Task statement: Give the lines from the start of the records through the line containing "menu-item-how-your-brain-works[interactable]: How Your" as a numbered list, with blank lines left out.

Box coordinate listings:
★ ★ ★ ★

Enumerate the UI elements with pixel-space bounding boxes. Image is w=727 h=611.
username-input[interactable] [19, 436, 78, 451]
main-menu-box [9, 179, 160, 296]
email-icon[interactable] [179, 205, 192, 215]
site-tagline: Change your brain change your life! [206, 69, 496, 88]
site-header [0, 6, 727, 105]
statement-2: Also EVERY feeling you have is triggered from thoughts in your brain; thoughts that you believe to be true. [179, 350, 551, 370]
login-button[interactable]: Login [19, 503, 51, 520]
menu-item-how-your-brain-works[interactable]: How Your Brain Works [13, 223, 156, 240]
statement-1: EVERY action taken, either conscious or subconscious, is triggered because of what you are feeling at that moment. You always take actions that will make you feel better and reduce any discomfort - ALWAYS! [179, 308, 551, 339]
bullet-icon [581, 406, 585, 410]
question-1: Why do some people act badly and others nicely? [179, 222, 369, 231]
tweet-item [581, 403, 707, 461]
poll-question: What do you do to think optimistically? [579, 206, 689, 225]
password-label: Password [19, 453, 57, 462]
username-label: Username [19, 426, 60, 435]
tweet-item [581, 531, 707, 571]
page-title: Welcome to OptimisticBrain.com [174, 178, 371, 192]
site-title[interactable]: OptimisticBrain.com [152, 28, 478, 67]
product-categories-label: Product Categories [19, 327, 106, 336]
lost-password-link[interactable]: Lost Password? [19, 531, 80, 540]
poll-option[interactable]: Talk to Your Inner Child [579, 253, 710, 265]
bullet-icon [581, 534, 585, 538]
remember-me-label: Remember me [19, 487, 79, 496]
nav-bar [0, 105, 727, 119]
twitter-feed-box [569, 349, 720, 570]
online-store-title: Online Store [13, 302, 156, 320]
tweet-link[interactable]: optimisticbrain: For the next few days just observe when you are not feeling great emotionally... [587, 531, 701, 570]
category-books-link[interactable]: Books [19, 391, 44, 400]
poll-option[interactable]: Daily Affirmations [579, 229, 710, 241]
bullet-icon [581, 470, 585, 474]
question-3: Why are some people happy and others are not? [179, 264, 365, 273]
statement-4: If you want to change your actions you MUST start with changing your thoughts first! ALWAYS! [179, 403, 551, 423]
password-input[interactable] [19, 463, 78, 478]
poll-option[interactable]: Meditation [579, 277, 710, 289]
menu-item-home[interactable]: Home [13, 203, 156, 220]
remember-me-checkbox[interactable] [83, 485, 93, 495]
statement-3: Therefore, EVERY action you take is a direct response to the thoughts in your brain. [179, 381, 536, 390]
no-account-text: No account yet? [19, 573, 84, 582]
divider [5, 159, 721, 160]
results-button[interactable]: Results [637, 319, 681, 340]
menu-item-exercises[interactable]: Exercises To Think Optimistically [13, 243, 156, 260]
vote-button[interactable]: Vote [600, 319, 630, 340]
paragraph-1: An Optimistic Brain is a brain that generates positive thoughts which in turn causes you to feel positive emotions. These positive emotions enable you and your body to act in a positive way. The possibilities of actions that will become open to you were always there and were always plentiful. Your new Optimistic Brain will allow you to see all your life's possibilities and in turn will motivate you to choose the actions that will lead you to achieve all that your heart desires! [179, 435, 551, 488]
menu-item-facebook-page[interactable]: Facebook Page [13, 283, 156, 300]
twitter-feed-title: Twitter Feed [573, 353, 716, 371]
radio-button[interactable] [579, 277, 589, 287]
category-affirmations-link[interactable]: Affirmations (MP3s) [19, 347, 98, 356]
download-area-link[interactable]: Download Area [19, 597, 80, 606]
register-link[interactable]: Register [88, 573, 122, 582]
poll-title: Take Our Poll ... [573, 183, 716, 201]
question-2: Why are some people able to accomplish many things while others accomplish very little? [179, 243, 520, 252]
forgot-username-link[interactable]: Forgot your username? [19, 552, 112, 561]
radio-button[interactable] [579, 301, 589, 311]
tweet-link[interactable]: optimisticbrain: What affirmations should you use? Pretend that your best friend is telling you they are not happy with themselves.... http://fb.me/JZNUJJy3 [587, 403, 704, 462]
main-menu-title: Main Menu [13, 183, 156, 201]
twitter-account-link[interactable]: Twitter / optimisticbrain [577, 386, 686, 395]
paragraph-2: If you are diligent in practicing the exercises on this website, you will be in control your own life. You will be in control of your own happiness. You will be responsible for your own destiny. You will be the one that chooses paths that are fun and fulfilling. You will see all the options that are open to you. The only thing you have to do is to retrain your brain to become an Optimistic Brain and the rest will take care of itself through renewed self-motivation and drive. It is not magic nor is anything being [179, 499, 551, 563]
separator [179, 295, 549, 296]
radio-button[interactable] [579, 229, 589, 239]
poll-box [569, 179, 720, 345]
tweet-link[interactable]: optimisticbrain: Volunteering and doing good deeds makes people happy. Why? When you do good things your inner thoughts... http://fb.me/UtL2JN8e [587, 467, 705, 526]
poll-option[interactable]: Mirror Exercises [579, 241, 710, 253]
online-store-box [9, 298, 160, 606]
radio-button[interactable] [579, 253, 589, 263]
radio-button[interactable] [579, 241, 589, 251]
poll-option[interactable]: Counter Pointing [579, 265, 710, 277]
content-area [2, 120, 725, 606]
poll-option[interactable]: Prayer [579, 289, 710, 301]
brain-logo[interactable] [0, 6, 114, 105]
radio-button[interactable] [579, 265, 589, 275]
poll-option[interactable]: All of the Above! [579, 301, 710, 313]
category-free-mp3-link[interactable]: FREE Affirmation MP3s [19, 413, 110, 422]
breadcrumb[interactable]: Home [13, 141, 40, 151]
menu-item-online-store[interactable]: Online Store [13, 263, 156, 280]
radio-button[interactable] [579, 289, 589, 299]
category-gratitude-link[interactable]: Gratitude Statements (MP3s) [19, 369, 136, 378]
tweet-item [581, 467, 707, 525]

★ ★ ★ ★

Written answer:
1. Enumerate the UI elements with pixel-space bounding boxes. Image is w=727 h=611.
2. username-input[interactable] [19, 436, 78, 451]
3. main-menu-box [9, 179, 160, 296]
4. email-icon[interactable] [179, 205, 192, 215]
5. site-tagline: Change your brain change your life! [206, 69, 496, 88]
6. site-header [0, 6, 727, 105]
7. statement-2: Also EVERY feeling you have is triggered from thoughts in your brain; thoughts that you believe to be true. [179, 350, 551, 370]
8. login-button[interactable]: Login [19, 503, 51, 520]
9. menu-item-how-your-brain-works[interactable]: How Your Brain Works [13, 223, 156, 240]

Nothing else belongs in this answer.